- _To do_: Look through the data below and report how many lines include "subtitle". Only the number should be given.

══ Records for the task

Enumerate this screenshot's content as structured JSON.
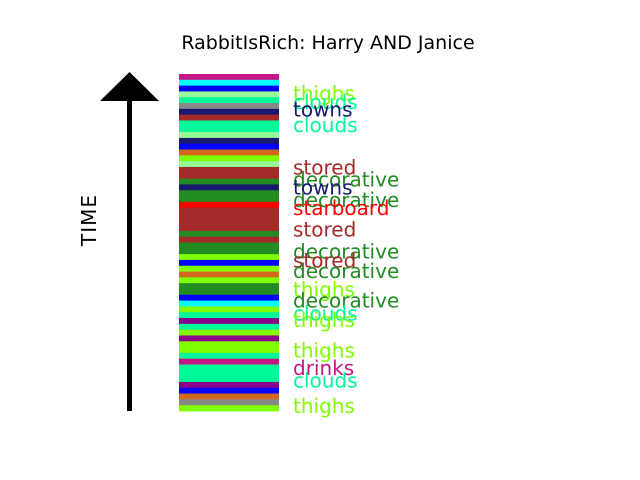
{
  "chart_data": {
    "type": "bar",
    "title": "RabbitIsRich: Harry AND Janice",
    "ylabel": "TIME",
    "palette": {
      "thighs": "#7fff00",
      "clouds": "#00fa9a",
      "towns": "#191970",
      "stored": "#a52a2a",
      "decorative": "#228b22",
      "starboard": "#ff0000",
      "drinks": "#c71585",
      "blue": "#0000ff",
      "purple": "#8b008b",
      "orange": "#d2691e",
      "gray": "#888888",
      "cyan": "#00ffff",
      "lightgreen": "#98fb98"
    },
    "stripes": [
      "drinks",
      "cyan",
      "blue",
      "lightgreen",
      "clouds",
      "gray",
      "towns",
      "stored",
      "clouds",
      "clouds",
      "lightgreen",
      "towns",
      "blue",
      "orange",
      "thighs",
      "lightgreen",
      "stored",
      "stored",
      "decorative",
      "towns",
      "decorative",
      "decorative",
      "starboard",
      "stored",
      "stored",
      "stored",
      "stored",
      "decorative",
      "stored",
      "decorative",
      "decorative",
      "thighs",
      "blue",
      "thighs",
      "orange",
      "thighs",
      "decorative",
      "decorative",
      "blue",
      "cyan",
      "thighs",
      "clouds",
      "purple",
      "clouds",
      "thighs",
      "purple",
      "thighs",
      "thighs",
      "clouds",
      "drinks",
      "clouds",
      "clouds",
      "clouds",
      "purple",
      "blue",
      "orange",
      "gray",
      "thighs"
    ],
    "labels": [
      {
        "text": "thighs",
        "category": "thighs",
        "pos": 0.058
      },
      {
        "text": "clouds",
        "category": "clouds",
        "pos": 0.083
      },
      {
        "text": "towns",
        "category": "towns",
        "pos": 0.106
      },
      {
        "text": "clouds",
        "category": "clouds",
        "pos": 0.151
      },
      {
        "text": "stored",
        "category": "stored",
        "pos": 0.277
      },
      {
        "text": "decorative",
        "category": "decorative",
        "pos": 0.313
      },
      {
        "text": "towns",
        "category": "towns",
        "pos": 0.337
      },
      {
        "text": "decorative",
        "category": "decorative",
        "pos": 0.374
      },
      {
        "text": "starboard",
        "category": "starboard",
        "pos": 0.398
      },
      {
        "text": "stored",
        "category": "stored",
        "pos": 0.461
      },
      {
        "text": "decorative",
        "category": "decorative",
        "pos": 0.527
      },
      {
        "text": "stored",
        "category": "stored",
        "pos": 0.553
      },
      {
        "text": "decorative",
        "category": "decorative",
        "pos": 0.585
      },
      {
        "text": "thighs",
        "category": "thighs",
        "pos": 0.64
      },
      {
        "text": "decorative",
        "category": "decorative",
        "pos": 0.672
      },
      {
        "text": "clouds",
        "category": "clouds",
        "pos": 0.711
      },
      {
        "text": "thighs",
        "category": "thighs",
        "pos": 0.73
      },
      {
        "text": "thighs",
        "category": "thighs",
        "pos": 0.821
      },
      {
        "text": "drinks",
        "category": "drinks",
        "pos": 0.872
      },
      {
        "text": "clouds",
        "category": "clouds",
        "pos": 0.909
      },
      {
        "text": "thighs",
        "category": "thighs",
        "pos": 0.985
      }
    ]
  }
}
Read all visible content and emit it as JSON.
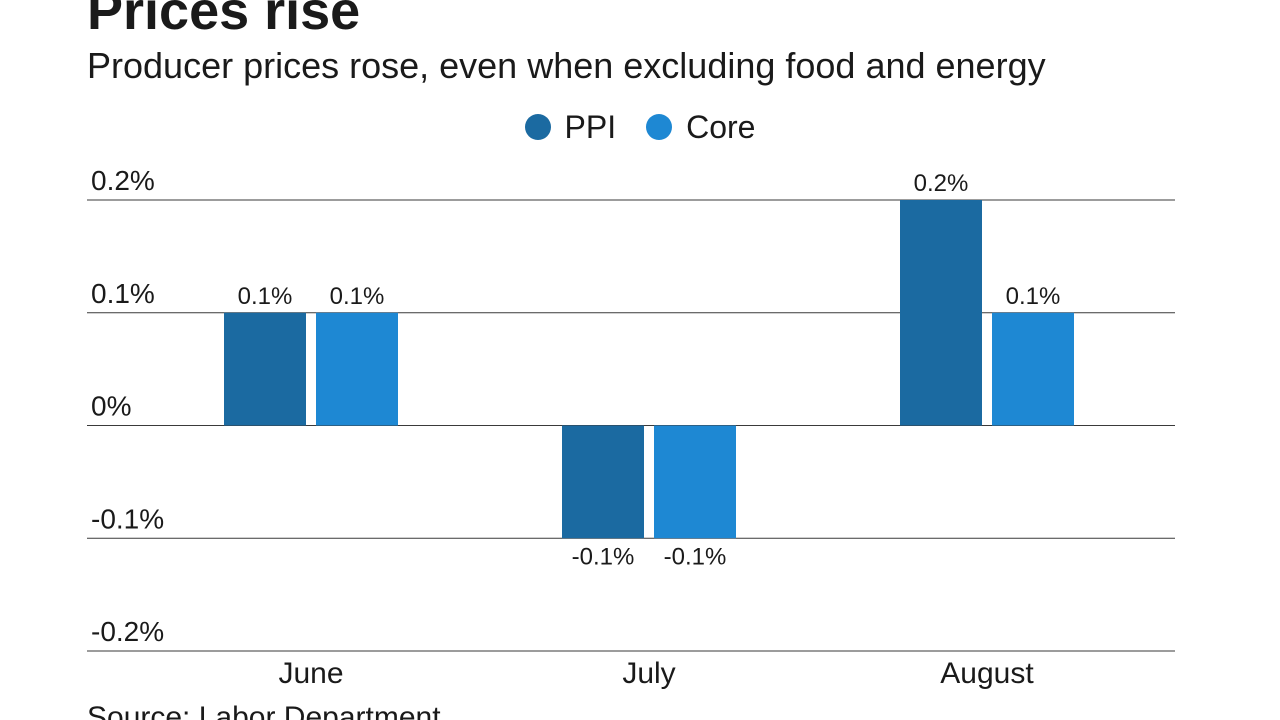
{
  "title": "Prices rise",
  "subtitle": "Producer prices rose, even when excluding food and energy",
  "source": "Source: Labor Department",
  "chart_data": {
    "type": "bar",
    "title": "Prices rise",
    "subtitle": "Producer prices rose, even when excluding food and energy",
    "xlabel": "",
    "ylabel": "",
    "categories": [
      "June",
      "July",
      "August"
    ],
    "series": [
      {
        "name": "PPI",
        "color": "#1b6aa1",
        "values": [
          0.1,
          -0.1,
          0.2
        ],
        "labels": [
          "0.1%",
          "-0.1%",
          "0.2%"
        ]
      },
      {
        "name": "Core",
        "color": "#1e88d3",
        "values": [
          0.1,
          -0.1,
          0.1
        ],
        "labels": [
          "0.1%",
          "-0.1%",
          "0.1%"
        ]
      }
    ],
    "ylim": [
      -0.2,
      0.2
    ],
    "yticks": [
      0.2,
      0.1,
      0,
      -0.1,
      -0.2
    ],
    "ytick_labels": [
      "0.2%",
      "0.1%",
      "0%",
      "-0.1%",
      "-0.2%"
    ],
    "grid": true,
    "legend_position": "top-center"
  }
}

════

- _Solution to the problem_: 2